** start of Supplied material **

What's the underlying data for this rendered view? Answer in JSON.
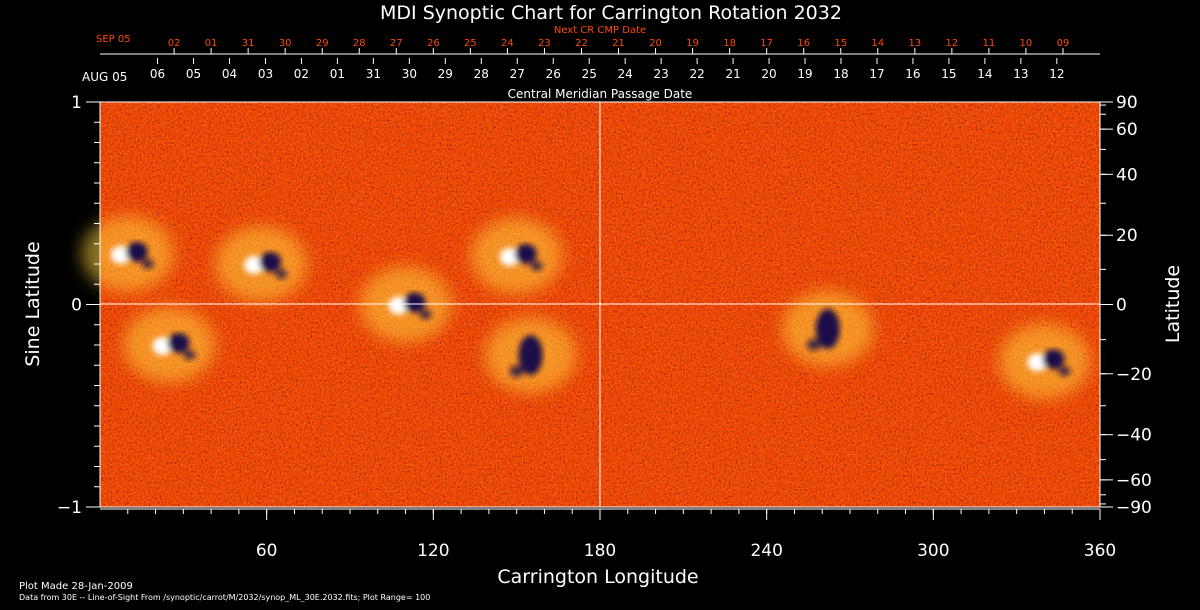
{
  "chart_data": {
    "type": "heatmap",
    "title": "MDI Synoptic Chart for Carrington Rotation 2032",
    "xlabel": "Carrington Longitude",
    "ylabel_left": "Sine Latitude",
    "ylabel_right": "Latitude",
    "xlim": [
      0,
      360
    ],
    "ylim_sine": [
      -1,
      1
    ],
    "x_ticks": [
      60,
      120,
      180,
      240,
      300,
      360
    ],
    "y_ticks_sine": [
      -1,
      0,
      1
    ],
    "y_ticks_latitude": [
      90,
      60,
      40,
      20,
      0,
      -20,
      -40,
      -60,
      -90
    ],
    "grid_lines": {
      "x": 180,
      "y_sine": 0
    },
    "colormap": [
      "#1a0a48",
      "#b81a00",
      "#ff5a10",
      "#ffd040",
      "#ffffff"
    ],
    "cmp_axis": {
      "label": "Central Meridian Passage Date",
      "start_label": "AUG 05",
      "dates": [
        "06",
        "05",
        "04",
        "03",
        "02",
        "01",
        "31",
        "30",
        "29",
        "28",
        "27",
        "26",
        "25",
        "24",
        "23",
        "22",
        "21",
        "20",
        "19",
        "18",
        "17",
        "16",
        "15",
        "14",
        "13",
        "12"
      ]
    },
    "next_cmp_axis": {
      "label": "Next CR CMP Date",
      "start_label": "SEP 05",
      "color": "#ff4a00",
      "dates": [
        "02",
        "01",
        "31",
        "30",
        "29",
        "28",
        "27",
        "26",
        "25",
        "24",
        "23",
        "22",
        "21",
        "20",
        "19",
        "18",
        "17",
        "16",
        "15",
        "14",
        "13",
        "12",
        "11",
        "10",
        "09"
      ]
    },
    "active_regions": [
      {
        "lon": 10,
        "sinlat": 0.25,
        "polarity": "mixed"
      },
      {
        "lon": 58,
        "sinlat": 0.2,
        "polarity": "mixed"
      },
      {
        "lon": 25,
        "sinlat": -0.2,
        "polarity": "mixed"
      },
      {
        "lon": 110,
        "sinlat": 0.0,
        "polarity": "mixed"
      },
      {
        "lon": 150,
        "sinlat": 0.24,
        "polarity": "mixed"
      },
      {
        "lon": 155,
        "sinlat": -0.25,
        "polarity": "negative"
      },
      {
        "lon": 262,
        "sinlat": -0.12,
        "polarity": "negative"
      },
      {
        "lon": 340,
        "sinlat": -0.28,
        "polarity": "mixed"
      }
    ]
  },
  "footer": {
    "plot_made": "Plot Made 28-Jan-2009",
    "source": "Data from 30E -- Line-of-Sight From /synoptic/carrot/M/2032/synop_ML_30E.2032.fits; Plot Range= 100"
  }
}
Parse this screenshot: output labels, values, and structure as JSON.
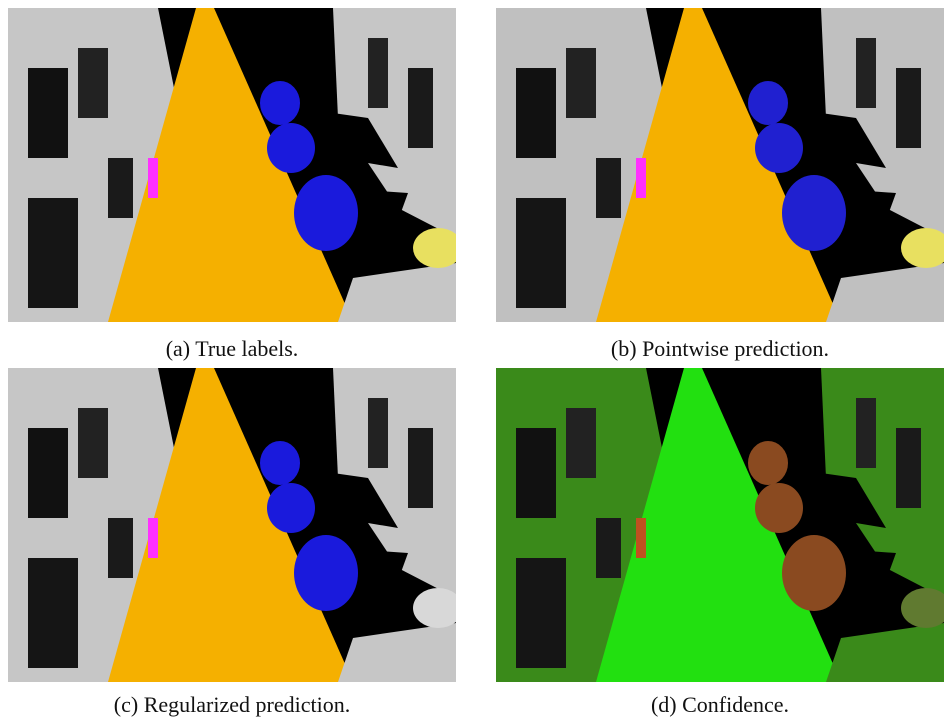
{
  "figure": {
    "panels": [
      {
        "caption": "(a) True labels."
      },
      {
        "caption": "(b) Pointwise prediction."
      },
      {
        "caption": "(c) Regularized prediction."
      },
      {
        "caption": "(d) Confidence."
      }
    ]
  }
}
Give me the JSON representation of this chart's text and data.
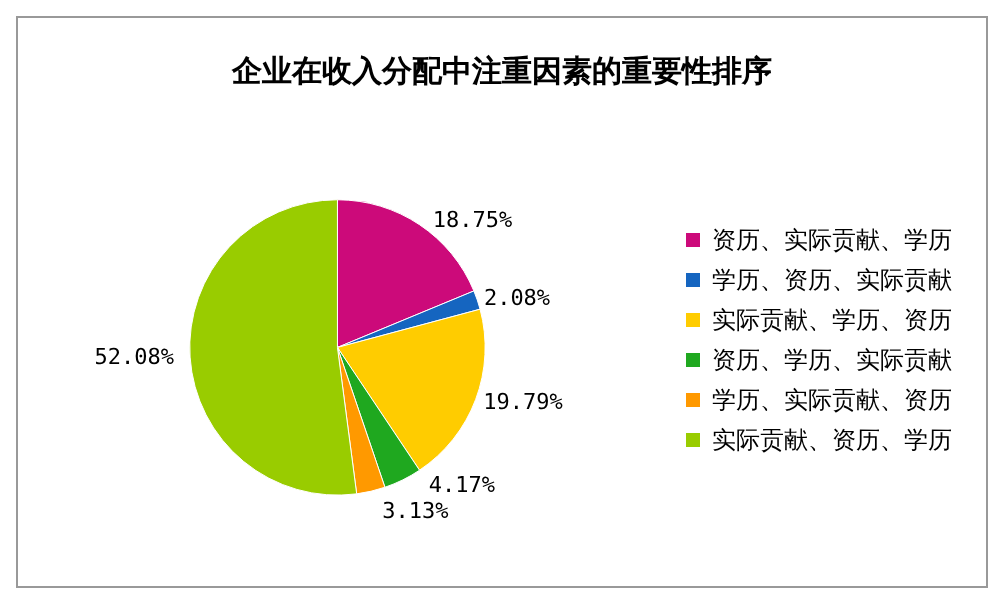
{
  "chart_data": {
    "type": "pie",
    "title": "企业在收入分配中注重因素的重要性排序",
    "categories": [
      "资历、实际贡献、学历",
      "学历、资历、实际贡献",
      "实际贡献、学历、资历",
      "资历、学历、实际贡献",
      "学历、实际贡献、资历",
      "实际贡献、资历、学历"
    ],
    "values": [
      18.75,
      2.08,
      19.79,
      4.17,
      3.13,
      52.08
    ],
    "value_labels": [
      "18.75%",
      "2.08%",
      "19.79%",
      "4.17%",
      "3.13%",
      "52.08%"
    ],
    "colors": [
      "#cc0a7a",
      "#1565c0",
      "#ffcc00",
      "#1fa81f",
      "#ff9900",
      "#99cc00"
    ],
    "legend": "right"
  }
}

** end of Supplied material **

Problem:
Track down every line of the material containing the string "实际贡献", and copy it.

Reply:
      "资历、实际贡献、学历",
      "学历、资历、实际贡献",
      "实际贡献、学历、资历",
      "资历、学历、实际贡献",
      "学历、实际贡献、资历",
      "实际贡献、资历、学历"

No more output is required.